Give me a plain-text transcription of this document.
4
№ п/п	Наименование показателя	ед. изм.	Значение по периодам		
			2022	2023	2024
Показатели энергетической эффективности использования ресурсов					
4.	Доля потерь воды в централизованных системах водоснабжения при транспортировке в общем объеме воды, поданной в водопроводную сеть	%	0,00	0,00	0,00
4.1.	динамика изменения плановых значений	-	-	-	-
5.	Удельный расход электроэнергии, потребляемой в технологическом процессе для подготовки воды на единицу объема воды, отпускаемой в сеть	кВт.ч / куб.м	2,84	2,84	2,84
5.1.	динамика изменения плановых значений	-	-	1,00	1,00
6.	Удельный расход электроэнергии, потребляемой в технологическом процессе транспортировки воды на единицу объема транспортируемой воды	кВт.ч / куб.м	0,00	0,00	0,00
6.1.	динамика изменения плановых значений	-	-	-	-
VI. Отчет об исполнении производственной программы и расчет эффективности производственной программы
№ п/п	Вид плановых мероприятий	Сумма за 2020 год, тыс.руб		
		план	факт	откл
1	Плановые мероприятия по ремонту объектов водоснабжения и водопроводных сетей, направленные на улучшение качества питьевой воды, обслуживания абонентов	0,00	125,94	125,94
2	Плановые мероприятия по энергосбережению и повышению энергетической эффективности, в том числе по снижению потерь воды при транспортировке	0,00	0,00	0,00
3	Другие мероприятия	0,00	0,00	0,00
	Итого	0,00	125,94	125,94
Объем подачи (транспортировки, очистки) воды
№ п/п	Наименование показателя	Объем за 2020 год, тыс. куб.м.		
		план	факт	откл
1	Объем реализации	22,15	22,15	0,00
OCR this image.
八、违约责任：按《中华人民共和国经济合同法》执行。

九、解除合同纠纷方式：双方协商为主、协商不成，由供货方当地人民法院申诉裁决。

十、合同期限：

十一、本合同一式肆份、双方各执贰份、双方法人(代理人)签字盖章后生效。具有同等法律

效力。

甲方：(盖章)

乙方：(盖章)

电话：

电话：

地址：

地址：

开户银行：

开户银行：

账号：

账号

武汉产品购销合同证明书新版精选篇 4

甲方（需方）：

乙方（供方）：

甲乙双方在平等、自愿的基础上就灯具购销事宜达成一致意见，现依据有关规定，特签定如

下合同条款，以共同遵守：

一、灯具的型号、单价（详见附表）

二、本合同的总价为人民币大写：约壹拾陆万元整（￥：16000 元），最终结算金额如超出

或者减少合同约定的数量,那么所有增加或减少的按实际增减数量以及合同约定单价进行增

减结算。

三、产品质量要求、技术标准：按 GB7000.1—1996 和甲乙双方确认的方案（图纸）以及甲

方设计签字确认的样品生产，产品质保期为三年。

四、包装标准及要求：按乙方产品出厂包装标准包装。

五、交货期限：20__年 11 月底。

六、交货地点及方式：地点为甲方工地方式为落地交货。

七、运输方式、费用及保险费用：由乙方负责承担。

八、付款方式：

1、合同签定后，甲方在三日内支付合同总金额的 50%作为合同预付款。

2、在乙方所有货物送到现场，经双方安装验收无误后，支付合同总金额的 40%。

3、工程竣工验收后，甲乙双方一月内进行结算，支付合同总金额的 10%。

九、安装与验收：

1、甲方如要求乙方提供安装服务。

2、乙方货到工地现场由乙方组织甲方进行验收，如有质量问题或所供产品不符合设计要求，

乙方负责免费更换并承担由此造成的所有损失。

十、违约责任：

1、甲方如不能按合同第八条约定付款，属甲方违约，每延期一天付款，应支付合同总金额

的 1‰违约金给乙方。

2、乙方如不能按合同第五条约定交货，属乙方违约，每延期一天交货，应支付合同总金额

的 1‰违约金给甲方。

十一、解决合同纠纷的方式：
#####
WRITTEN INSTRUCTION —
Give back each line above precisely as it stands.

WRITTEN ANSWER —
Give me a plain-text transcription of this document.
4
№ п/п	Наименование показателя	ед. изм.	Значение по периодам		
			2022	2023	2024
Показатели энергетической эффективности использования ресурсов					
4.	Доля потерь воды в централизованных системах водоснабжения при транспортировке в общем объеме воды, поданной в водопроводную сеть	%	0,00	0,00	0,00
4.1.	динамика изменения плановых значений	-	-	-	-
5.	Удельный расход электроэнергии, потребляемой в технологическом процессе для подготовки воды на единицу объема воды, отпускаемой в сеть	кВт.ч / куб.м	2,84	2,84	2,84
5.1.	динамика изменения плановых значений	-	-	1,00	1,00
6.	Удельный расход электроэнергии, потребляемой в технологическом процессе транспортировки воды на единицу объема транспортируемой воды	кВт.ч / куб.м	0,00	0,00	0,00
6.1.	динамика изменения плановых значений	-	-	-	-
VI. Отчет об исполнении производственной программы и расчет эффективности производственной программы
№ п/п	Вид плановых мероприятий	Сумма за 2020 год, тыс.руб		
		план	факт	откл
1	Плановые мероприятия по ремонту объектов водоснабжения и водопроводных сетей, направленные на улучшение качества питьевой воды, обслуживания абонентов	0,00	125,94	125,94
2	Плановые мероприятия по энергосбережению и повышению энергетической эффективности, в том числе по снижению потерь воды при транспортировке	0,00	0,00	0,00
3	Другие мероприятия	0,00	0,00	0,00
	Итого	0,00	125,94	125,94
Объем подачи (транспортировки, очистки) воды
№ п/п	Наименование показателя	Объем за 2020 год, тыс. куб.м.		
		план	факт	откл
1	Объем реализации	22,15	22,15	0,00
OCR this image.
八、违约责任：按《中华人民共和国经济合同法》执行。

九、解除合同纠纷方式：双方协商为主、协商不成，由供货方当地人民法院申诉裁决。

十、合同期限：

十一、本合同一式肆份、双方各执贰份、双方法人(代理人)签字盖章后生效。具有同等法律

效力。

甲方：(盖章)

乙方：(盖章)

电话：

电话：

地址：

地址：

开户银行：

开户银行：

账号：

账号

武汉产品购销合同证明书新版精选篇 4

甲方（需方）：

乙方（供方）：

甲乙双方在平等、自愿的基础上就灯具购销事宜达成一致意见，现依据有关规定，特签定如

下合同条款，以共同遵守：

一、灯具的型号、单价（详见附表）

二、本合同的总价为人民币大写：约壹拾陆万元整（￥：16000 元），最终结算金额如超出

或者减少合同约定的数量,那么所有增加或减少的按实际增减数量以及合同约定单价进行增

减结算。

三、产品质量要求、技术标准：按 GB7000.1—1996 和甲乙双方确认的方案（图纸）以及甲

方设计签字确认的样品生产，产品质保期为三年。

四、包装标准及要求：按乙方产品出厂包装标准包装。

五、交货期限：20__年 11 月底。

六、交货地点及方式：地点为甲方工地方式为落地交货。

七、运输方式、费用及保险费用：由乙方负责承担。

八、付款方式：

1、合同签定后，甲方在三日内支付合同总金额的 50%作为合同预付款。

2、在乙方所有货物送到现场，经双方安装验收无误后，支付合同总金额的 40%。

3、工程竣工验收后，甲乙双方一月内进行结算，支付合同总金额的 10%。

九、安装与验收：

1、甲方如要求乙方提供安装服务。

2、乙方货到工地现场由乙方组织甲方进行验收，如有质量问题或所供产品不符合设计要求，

乙方负责免费更换并承担由此造成的所有损失。

十、违约责任：

1、甲方如不能按合同第八条约定付款，属甲方违约，每延期一天付款，应支付合同总金额

的 1‰违约金给乙方。

2、乙方如不能按合同第五条约定交货，属乙方违约，每延期一天交货，应支付合同总金额

的 1‰违约金给甲方。

十一、解决合同纠纷的方式：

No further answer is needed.